** EXERCISE GOAL **
Put the lines of the items below into a numbered list, skipping any blank lines. Begin at the first line of the items and stop after the line that contains "137, 484, 147]".

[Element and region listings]
┄┄┄┄┄┄┄┄┄┄

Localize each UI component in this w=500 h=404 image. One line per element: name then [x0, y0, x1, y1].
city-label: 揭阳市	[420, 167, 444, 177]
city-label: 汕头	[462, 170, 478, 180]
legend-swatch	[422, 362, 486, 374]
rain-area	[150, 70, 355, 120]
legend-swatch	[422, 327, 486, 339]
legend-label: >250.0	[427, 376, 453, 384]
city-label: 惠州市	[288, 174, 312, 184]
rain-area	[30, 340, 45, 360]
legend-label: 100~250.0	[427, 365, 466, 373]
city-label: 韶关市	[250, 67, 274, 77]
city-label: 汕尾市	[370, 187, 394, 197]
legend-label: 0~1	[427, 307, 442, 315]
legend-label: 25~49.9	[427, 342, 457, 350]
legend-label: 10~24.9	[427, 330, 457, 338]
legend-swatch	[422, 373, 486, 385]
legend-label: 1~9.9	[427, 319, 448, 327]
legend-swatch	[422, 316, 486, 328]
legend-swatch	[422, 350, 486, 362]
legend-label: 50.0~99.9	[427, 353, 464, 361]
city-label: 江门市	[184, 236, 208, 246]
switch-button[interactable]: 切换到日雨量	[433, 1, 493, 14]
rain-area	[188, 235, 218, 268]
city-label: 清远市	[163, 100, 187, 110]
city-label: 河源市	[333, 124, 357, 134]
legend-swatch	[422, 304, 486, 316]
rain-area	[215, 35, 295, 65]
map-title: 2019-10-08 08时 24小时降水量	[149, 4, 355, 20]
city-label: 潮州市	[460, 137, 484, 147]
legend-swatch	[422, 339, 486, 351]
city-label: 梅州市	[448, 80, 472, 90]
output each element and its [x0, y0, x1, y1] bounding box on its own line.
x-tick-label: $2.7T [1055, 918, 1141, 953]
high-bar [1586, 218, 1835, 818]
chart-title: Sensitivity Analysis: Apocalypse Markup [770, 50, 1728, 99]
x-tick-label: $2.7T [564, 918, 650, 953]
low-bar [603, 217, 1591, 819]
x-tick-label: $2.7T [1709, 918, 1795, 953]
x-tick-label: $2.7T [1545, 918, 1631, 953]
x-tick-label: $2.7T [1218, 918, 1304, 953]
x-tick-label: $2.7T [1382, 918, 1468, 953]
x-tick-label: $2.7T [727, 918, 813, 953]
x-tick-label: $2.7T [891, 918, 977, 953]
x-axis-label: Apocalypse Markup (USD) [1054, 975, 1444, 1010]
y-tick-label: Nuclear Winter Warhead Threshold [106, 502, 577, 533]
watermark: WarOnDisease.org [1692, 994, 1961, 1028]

┄┄┄┄┄┄┄┄┄┄

** THE REPLY **
1. Localize each UI component in this w=500 h=404 image. One line per element: name then [x0, y0, x1, y1].
2. city-label: 揭阳市	[420, 167, 444, 177]
3. city-label: 汕头	[462, 170, 478, 180]
4. legend-swatch	[422, 362, 486, 374]
5. rain-area	[150, 70, 355, 120]
6. legend-swatch	[422, 327, 486, 339]
7. legend-label: >250.0	[427, 376, 453, 384]
8. city-label: 惠州市	[288, 174, 312, 184]
9. rain-area	[30, 340, 45, 360]
10. legend-label: 100~250.0	[427, 365, 466, 373]
11. city-label: 韶关市	[250, 67, 274, 77]
12. city-label: 汕尾市	[370, 187, 394, 197]
13. legend-label: 0~1	[427, 307, 442, 315]
14. legend-label: 25~49.9	[427, 342, 457, 350]
15. legend-label: 10~24.9	[427, 330, 457, 338]
16. legend-swatch	[422, 373, 486, 385]
17. legend-label: 1~9.9	[427, 319, 448, 327]
18. legend-swatch	[422, 316, 486, 328]
19. legend-swatch	[422, 350, 486, 362]
20. legend-label: 50.0~99.9	[427, 353, 464, 361]
21. city-label: 江门市	[184, 236, 208, 246]
22. switch-button[interactable]: 切换到日雨量	[433, 1, 493, 14]
23. rain-area	[188, 235, 218, 268]
24. city-label: 清远市	[163, 100, 187, 110]
25. city-label: 河源市	[333, 124, 357, 134]
26. legend-swatch	[422, 304, 486, 316]
27. rain-area	[215, 35, 295, 65]
28. map-title: 2019-10-08 08时 24小时降水量	[149, 4, 355, 20]
29. city-label: 潮州市	[460, 137, 484, 147]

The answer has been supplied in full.